**Requirements:**
In the entries below, identify every line with the string "GSYH" and copy it.

+++ Provided data +++

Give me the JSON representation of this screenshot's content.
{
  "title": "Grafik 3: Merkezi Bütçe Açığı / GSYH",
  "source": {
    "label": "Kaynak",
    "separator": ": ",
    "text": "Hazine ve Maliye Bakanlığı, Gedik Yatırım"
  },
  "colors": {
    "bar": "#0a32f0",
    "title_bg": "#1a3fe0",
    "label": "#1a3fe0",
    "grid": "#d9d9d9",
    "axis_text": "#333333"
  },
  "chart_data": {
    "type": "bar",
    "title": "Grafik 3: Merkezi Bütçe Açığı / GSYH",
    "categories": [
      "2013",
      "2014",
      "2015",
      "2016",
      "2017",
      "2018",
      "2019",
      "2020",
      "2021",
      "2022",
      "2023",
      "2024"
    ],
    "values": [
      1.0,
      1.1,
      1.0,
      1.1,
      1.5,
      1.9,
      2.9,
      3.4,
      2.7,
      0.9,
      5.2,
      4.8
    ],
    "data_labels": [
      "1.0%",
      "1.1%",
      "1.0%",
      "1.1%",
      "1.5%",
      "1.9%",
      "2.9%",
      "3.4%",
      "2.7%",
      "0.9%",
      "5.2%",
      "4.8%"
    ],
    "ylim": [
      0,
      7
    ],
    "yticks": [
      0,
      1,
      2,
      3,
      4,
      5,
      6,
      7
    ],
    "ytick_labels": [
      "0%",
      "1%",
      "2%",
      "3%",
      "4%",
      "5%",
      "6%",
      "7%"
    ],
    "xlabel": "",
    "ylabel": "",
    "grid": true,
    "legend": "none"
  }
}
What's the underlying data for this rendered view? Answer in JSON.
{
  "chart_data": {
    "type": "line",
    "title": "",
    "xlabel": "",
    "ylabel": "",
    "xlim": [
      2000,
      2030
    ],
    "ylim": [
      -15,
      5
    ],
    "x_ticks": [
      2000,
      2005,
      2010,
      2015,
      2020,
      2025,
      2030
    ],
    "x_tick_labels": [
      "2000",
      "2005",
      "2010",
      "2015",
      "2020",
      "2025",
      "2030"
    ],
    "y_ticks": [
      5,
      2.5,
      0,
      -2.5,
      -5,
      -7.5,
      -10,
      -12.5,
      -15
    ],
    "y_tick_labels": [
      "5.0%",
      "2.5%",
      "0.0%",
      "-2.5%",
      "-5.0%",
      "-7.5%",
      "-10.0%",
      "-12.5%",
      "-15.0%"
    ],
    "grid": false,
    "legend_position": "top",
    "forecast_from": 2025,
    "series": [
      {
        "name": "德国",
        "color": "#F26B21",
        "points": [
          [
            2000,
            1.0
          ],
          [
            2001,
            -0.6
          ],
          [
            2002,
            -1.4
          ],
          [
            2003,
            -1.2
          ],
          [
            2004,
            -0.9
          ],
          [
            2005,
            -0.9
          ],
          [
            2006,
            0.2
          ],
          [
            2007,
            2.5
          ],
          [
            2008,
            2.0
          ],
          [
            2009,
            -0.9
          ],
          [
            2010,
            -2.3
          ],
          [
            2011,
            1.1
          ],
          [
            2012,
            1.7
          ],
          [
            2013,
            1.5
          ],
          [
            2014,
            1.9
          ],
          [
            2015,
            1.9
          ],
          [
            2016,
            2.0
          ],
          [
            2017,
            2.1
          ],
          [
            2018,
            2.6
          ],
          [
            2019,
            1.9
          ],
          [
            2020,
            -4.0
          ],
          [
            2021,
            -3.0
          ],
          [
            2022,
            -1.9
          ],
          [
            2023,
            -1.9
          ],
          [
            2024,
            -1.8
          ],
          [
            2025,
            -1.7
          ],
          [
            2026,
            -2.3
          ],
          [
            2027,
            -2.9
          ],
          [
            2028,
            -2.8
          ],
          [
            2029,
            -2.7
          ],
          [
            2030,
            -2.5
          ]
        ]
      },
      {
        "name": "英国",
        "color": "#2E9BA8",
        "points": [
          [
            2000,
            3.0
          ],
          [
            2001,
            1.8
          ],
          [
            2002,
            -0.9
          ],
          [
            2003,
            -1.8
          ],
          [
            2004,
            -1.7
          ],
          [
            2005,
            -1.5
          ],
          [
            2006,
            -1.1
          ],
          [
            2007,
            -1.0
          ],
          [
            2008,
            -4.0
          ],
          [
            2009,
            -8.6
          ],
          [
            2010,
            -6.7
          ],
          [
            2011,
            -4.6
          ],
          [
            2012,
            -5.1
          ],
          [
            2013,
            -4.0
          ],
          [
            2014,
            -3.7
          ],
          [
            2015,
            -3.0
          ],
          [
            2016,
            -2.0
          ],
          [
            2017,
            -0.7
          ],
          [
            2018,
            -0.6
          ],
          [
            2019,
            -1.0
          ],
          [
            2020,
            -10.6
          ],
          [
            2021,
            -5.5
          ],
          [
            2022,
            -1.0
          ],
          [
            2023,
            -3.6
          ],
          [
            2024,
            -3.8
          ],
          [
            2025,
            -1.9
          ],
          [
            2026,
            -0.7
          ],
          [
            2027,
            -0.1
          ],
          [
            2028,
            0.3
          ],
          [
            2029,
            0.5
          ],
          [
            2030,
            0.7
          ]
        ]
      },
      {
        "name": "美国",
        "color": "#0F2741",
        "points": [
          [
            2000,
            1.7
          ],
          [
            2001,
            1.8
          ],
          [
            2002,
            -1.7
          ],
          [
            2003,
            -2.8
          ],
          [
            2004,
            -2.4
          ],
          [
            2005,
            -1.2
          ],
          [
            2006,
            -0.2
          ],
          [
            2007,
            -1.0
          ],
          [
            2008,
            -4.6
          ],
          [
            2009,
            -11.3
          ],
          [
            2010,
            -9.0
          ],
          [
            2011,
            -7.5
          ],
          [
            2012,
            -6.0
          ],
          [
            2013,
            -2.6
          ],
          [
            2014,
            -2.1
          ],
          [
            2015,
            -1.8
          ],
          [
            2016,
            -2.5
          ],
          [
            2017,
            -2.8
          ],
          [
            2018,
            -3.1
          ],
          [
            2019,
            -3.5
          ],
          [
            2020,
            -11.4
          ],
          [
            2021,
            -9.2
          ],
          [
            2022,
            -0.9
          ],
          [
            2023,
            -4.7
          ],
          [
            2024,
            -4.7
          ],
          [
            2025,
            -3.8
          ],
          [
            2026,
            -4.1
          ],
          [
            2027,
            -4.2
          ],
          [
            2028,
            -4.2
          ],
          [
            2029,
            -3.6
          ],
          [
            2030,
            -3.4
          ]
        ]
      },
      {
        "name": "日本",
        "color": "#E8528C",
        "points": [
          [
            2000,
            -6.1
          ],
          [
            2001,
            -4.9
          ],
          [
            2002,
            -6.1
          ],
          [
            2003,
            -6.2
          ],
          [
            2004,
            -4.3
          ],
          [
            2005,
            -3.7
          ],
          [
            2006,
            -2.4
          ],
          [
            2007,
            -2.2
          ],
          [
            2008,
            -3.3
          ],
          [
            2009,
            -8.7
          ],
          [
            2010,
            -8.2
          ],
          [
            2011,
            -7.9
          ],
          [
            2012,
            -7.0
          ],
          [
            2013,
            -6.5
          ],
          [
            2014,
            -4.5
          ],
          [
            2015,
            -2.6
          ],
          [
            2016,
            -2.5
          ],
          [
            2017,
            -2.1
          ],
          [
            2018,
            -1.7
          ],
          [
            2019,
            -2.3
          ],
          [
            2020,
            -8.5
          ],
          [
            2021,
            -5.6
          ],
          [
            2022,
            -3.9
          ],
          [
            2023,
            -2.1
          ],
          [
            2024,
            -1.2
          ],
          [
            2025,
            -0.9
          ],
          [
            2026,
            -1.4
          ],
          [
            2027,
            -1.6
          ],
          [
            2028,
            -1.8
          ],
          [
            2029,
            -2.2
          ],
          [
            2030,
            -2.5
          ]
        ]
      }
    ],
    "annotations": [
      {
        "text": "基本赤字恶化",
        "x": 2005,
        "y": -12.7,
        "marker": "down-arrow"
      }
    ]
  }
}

+++

**Output for this exercise:**
  "title": "Grafik 3: Merkezi Bütçe Açığı / GSYH",
    "title": "Grafik 3: Merkezi Bütçe Açığı / GSYH",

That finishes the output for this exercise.